> [Passage shown]:
For physical replication, the grammer of START_REPLICATION is extended to accept
options. Note that in the normal phyical replication the added option is never
used.

For logical replication, the option list for logical decoding plugin is reused for
storing walsender options. When the min_apply_delay parameter is set for a
subscription, the apply worker related with it will send START_REPLICATION query
with exit_before_confirming = true to publisher node.

This option allows primay servers to shut down even if there are pending WALs to
be sent or sent WALs are not flushed on the secondary. This may be useful to
shut down the primary even when the walreceiver/worker is stuck.

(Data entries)
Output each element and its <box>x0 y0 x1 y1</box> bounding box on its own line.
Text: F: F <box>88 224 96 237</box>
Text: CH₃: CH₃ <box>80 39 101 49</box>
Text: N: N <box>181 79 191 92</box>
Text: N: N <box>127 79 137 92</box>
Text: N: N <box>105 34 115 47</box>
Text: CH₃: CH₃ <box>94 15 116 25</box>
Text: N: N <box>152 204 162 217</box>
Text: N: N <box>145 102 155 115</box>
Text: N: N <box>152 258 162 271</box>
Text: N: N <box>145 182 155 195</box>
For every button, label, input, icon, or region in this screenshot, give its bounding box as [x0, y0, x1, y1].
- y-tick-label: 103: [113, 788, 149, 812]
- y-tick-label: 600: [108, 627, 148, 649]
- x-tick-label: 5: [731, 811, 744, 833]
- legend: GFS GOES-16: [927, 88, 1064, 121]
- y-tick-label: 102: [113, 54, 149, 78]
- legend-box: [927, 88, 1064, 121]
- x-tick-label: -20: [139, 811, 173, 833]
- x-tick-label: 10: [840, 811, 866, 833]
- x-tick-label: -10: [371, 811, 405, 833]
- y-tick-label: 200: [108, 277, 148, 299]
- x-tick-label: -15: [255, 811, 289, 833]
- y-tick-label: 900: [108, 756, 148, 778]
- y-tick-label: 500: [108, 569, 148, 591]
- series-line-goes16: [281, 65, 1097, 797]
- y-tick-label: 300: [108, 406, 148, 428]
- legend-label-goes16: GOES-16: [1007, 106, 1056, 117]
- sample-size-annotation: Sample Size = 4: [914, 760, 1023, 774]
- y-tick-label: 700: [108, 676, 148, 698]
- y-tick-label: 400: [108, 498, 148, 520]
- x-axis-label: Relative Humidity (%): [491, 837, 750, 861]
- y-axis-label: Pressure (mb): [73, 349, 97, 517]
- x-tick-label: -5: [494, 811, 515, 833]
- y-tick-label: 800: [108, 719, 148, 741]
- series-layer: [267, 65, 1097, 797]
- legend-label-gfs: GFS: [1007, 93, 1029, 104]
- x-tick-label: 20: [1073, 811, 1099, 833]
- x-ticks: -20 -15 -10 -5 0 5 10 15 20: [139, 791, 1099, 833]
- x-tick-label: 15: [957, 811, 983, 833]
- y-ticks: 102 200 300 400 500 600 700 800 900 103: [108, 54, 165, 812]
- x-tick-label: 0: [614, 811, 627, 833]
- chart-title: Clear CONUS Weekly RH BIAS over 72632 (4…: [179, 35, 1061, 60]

> [Your goal]: In the passage on replication options, when the min_apply_delay parameter is set for a subscription, what option does the apply worker include in its START_REPLICATION query to the publisher node?

> [Complete response]: exit_before_confirming = true